THE TASK →
Return all entries precisely as they stand, without the images.

RECORDS PROVIDED →
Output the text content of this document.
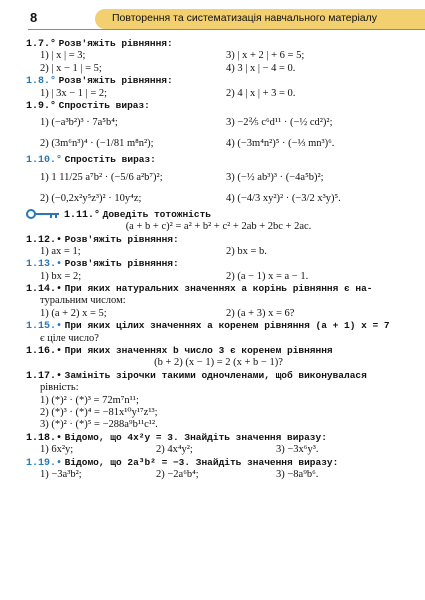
8	Повторення та систематизація навчального матеріалу
1.7.° Розв'яжіть рівняння:
1) | x | = 3;	3) | x + 2 | + 6 = 5;
2) | x − 1 | = 5;	4) 3 | x | − 4 = 0.
1.8.° Розв'яжіть рівняння:
1) | 3x − 1 | = 2;	2) 4 | x | + 3 = 0.
1.9.° Спростіть вираз:
1) (−a³b²)³ · 7a⁵b⁴;	3) −2⅖ c⁶d¹¹ · (−½ cd²)²;
2) (3m⁶n³)⁴ · (−1/81 m⁸n²);	4) (−3m⁴n²)⁵ · (−⅓ mn³)⁶.
1.10.° Спростіть вираз:
1) 1 11/25 a⁷b² · (−5/6 a²b⁷)²;	3) (−½ ab³)³ · (−4a⁵b)²;
2) (−0,2x²y⁵z³)² · 10y⁴z;	4) (−4/3 xy²)² · (−3/2 x³y)⁵.
1.11.° Доведіть тотожність
(a + b + c)² = a² + b² + c² + 2ab + 2bc + 2ac.
1.12.• Розв'яжіть рівняння:
1) ax = 1;	2) bx = b.
1.13.• Розв'яжіть рівняння:
1) bx = 2;	2) (a − 1) x = a − 1.
1.14.• При яких натуральних значеннях a корінь рівняння є на-
туральним числом:
1) (a + 2) x = 5;	2) (a + 3) x = 6?
1.15.• При яких цілих значеннях a коренем рівняння (a + 1) x = 7
є ціле число?
1.16.• При яких значеннях b число 3 є коренем рівняння
(b + 2) (x − 1) = 2 (x + b − 1)?
1.17.• Замініть зірочки такими одночленами, щоб виконувалася
рівність:
1) (*)² · (*)³ = 72m⁷n¹¹;
2) (*)³ · (*)⁴ = −81x¹⁰y¹⁷z¹³;
3) (*)² · (*)⁵ = −288a⁹b¹¹c¹².
1.18.• Відомо, що 4x²y = 3. Знайдіть значення виразу:
1) 6x²y;	2) 4x⁴y²;	3) −3x⁶y³.
1.19.• Відомо, що 2a³b² = −3. Знайдіть значення виразу:
1) −3a³b²;	2) −2a⁶b⁴;	3) −8a⁹b⁶.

CORRECT RESPONSE →
Output the text content of this document.
8	Повторення та систематизація навчального матеріалу
1.7.° Розв'яжіть рівняння:
1) | x | = 3;	3) | x + 2 | + 6 = 5;
2) | x − 1 | = 5;	4) 3 | x | − 4 = 0.
1.8.° Розв'яжіть рівняння:
1) | 3x − 1 | = 2;	2) 4 | x | + 3 = 0.
1.9.° Спростіть вираз:
1) (−a³b²)³ · 7a⁵b⁴;	3) −2⅖ c⁶d¹¹ · (−½ cd²)²;
2) (3m⁶n³)⁴ · (−1/81 m⁸n²);	4) (−3m⁴n²)⁵ · (−⅓ mn³)⁶.
1.10.° Спростіть вираз:
1) 1 11/25 a⁷b² · (−5/6 a²b⁷)²;	3) (−½ ab³)³ · (−4a⁵b)²;
2) (−0,2x²y⁵z³)² · 10y⁴z;	4) (−4/3 xy²)² · (−3/2 x³y)⁵.
1.11.° Доведіть тотожність
(a + b + c)² = a² + b² + c² + 2ab + 2bc + 2ac.
1.12.• Розв'яжіть рівняння:
1) ax = 1;	2) bx = b.
1.13.• Розв'яжіть рівняння:
1) bx = 2;	2) (a − 1) x = a − 1.
1.14.• При яких натуральних значеннях a корінь рівняння є на-
туральним числом:
1) (a + 2) x = 5;	2) (a + 3) x = 6?
1.15.• При яких цілих значеннях a коренем рівняння (a + 1) x = 7
є ціле число?
1.16.• При яких значеннях b число 3 є коренем рівняння
(b + 2) (x − 1) = 2 (x + b − 1)?
1.17.• Замініть зірочки такими одночленами, щоб виконувалася
рівність:
1) (*)² · (*)³ = 72m⁷n¹¹;
2) (*)³ · (*)⁴ = −81x¹⁰y¹⁷z¹³;
3) (*)² · (*)⁵ = −288a⁹b¹¹c¹².
1.18.• Відомо, що 4x²y = 3. Знайдіть значення виразу:
1) 6x²y;	2) 4x⁴y²;	3) −3x⁶y³.
1.19.• Відомо, що 2a³b² = −3. Знайдіть значення виразу:
1) −3a³b²;	2) −2a⁶b⁴;	3) −8a⁹b⁶.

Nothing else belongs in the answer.